_Short problem_: Find and copy each line of the records where the string "Stories" shows up.
━━━━━━━━━━━━━━━━
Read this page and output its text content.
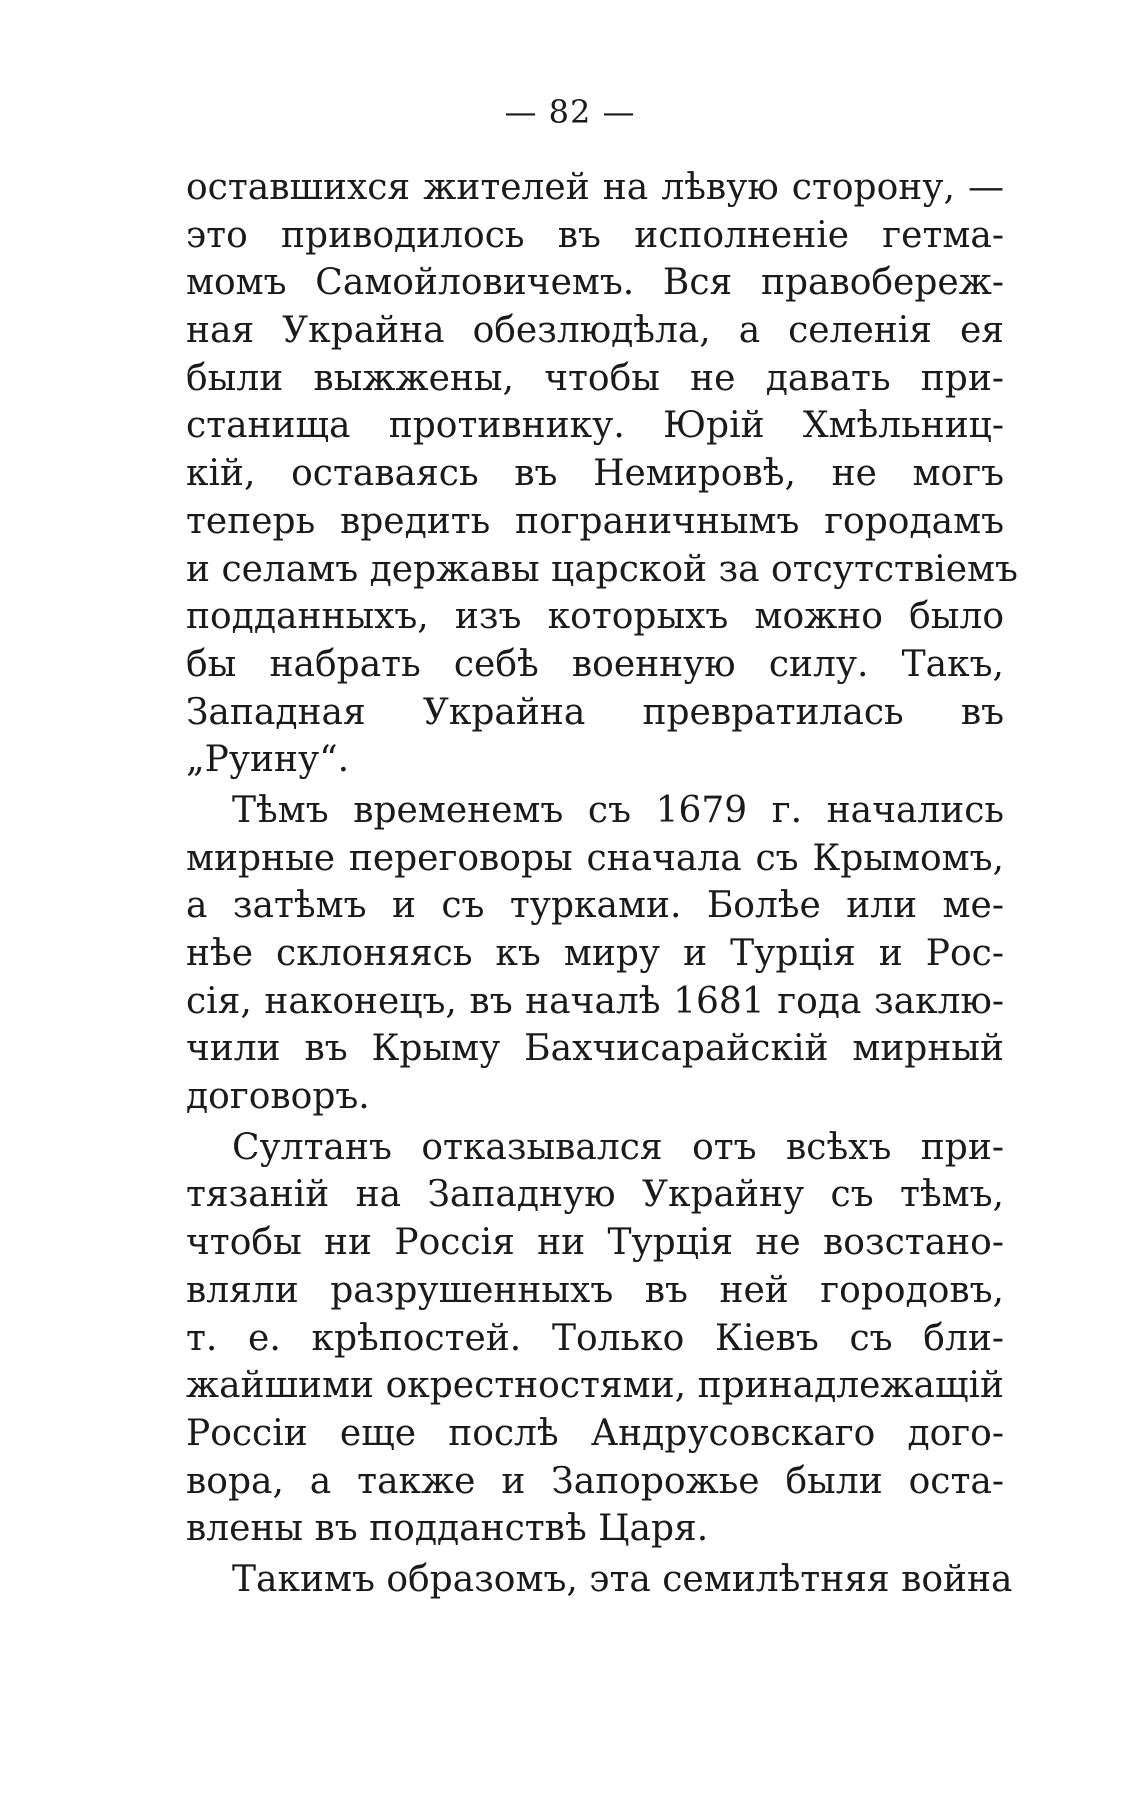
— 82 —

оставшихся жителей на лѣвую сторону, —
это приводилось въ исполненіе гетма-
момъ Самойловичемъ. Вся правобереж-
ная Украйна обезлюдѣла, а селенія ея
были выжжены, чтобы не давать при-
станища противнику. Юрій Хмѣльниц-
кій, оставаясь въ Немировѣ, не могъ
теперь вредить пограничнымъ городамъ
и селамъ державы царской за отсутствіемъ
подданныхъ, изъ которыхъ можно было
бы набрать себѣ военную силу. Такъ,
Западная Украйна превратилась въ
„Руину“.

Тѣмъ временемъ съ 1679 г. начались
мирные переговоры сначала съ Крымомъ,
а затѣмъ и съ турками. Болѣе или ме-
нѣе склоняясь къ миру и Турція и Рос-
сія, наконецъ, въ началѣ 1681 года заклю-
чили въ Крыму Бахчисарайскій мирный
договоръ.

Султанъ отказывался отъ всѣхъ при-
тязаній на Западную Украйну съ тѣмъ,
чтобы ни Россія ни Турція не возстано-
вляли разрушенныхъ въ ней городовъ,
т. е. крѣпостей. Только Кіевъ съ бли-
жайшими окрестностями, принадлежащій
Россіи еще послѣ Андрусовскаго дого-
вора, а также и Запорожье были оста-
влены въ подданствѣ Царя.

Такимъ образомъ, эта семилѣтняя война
━━━━━━━━━━━━━━━━
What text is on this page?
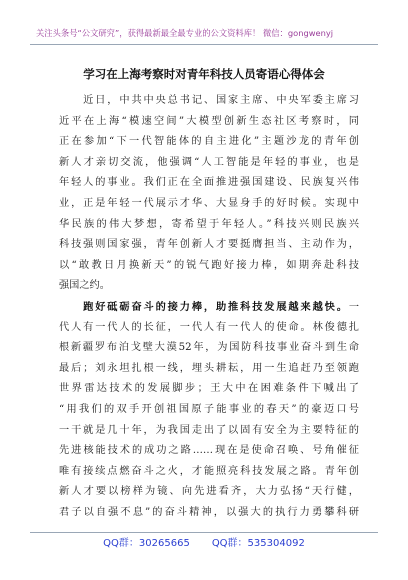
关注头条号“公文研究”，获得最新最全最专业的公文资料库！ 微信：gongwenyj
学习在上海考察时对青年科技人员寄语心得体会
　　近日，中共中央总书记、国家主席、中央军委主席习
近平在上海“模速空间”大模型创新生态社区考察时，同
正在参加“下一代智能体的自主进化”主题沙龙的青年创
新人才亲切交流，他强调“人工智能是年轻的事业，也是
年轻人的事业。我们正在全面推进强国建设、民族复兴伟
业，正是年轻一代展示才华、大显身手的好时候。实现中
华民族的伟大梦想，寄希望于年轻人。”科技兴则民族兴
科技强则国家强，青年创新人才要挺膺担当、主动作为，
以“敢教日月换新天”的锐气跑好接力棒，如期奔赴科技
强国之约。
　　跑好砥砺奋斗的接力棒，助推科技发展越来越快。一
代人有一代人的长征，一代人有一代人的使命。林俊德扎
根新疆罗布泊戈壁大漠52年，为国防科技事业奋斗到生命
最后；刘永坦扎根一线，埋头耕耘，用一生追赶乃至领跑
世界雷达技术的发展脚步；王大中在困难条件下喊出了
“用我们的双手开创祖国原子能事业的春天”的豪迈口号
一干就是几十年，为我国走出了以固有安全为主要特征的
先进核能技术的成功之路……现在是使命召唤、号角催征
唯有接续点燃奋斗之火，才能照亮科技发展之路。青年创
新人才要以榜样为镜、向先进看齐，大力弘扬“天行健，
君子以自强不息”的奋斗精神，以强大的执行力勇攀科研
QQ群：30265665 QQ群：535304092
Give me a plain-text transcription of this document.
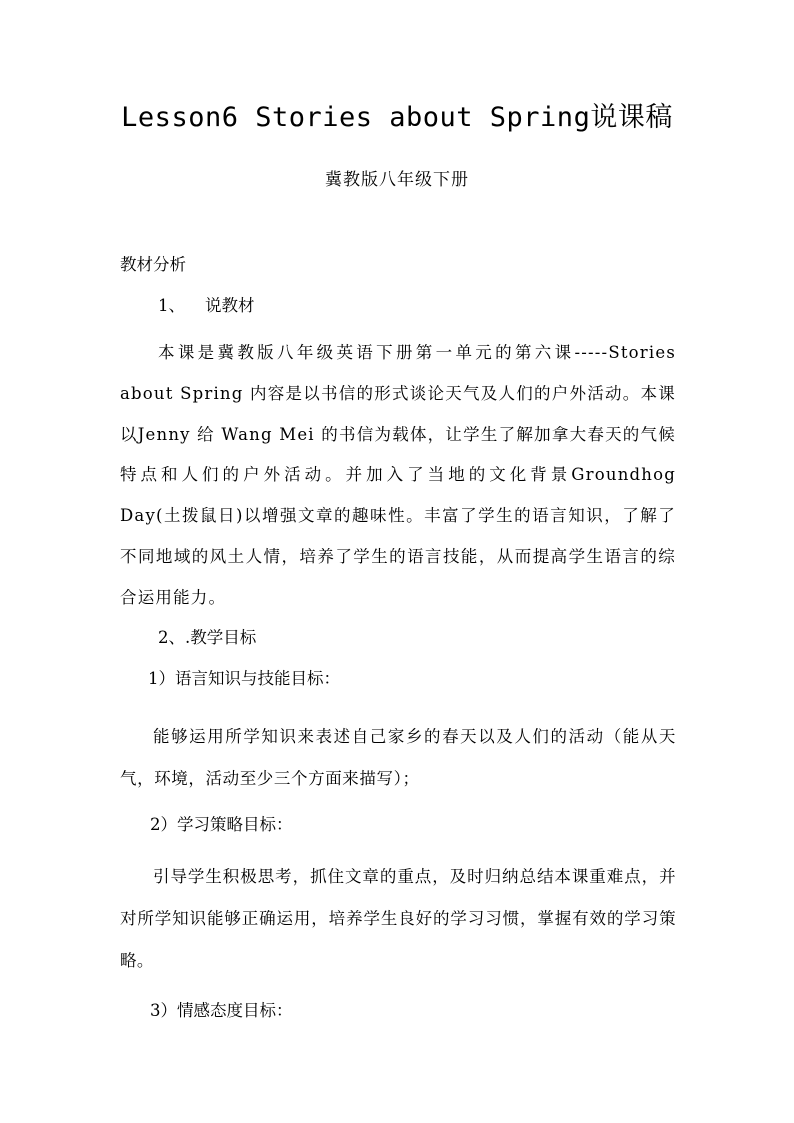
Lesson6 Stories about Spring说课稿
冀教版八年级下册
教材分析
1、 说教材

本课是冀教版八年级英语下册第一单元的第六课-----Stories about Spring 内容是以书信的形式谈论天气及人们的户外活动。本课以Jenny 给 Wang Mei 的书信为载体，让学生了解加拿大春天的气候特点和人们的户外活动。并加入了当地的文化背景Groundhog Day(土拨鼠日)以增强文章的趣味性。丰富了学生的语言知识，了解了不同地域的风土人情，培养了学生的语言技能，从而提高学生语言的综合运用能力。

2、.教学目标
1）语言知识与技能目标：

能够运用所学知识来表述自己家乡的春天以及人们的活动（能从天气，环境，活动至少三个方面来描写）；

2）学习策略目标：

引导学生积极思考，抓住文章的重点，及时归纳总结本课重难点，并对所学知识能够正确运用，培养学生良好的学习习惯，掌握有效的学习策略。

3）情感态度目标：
━━━━━━━━━━━━━━━━
_Exercise result_:
Lesson6 Stories about Spring说课稿
本课是冀教版八年级英语下册第一单元的第六课-----Stories about Spring 内容是以书信的形式谈论天气及人们的户外活动。本课以Jenny 给 Wang Mei 的书信为载体，让学生了解加拿大春天的气候特点和人们的户外活动。并加入了当地的文化背景Groundhog Day(土拨鼠日)以增强文章的趣味性。丰富了学生的语言知识，了解了不同地域的风土人情，培养了学生的语言技能，从而提高学生语言的综合运用能力。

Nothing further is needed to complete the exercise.